THE PROBLEM:
Write each line out exactly, leaving none out.

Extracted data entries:

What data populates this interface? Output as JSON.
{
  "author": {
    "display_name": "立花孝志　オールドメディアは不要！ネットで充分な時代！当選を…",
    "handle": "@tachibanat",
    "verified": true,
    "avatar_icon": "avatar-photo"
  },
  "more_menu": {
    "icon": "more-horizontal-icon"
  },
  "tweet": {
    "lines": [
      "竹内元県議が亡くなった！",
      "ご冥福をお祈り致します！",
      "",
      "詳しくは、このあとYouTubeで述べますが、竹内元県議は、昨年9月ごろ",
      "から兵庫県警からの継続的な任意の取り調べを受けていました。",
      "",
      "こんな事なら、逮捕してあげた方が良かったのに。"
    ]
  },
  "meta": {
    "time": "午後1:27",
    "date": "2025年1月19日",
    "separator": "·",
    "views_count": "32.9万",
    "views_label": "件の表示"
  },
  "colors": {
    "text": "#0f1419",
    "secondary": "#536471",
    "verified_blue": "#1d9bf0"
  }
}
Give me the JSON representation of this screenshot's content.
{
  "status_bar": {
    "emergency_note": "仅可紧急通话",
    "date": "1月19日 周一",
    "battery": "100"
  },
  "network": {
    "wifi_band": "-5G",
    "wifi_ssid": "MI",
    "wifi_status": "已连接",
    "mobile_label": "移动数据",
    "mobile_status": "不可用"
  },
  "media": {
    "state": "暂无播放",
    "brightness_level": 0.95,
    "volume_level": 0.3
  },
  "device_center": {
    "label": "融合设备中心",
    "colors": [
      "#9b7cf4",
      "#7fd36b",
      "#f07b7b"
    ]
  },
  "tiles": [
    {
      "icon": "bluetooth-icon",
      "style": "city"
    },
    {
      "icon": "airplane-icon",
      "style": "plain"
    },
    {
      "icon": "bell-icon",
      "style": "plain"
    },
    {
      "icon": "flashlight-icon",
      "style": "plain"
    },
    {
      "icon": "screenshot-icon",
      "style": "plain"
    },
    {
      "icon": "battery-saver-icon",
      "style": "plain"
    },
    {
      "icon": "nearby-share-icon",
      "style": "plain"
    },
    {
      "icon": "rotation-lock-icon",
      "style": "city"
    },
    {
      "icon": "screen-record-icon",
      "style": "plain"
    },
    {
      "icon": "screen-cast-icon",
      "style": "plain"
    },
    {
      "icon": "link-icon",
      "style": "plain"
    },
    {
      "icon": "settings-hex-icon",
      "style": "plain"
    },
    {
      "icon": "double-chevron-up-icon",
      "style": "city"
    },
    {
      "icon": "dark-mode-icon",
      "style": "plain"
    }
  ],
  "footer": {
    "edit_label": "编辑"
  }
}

FULL RESPONSE:
What data populates this interface? Output as JSON.
{
  "author": {
    "display_name": "立花孝志　オールドメディアは不要！ネットで充分な時代！当選を…",
    "handle": "@tachibanat",
    "verified": true,
    "avatar_icon": "avatar-photo"
  },
  "more_menu": {
    "icon": "more-horizontal-icon"
  },
  "tweet": {
    "lines": [
      "竹内元県議が亡くなった！",
      "ご冥福をお祈り致します！",
      "",
      "詳しくは、このあとYouTubeで述べますが、竹内元県議は、昨年9月ごろ",
      "から兵庫県警からの継続的な任意の取り調べを受けていました。",
      "",
      "こんな事なら、逮捕してあげた方が良かったのに。"
    ]
  },
  "meta": {
    "time": "午後1:27",
    "date": "2025年1月19日",
    "separator": "·",
    "views_count": "32.9万",
    "views_label": "件の表示"
  },
  "colors": {
    "text": "#0f1419",
    "secondary": "#536471",
    "verified_blue": "#1d9bf0"
  }
}
Give me the JSON representation of this screenshot's content.
{
  "status_bar": {
    "emergency_note": "仅可紧急通话",
    "date": "1月19日 周一",
    "battery": "100"
  },
  "network": {
    "wifi_band": "-5G",
    "wifi_ssid": "MI",
    "wifi_status": "已连接",
    "mobile_label": "移动数据",
    "mobile_status": "不可用"
  },
  "media": {
    "state": "暂无播放",
    "brightness_level": 0.95,
    "volume_level": 0.3
  },
  "device_center": {
    "label": "融合设备中心",
    "colors": [
      "#9b7cf4",
      "#7fd36b",
      "#f07b7b"
    ]
  },
  "tiles": [
    {
      "icon": "bluetooth-icon",
      "style": "city"
    },
    {
      "icon": "airplane-icon",
      "style": "plain"
    },
    {
      "icon": "bell-icon",
      "style": "plain"
    },
    {
      "icon": "flashlight-icon",
      "style": "plain"
    },
    {
      "icon": "screenshot-icon",
      "style": "plain"
    },
    {
      "icon": "battery-saver-icon",
      "style": "plain"
    },
    {
      "icon": "nearby-share-icon",
      "style": "plain"
    },
    {
      "icon": "rotation-lock-icon",
      "style": "city"
    },
    {
      "icon": "screen-record-icon",
      "style": "plain"
    },
    {
      "icon": "screen-cast-icon",
      "style": "plain"
    },
    {
      "icon": "link-icon",
      "style": "plain"
    },
    {
      "icon": "settings-hex-icon",
      "style": "plain"
    },
    {
      "icon": "double-chevron-up-icon",
      "style": "city"
    },
    {
      "icon": "dark-mode-icon",
      "style": "plain"
    }
  ],
  "footer": {
    "edit_label": "编辑"
  }
}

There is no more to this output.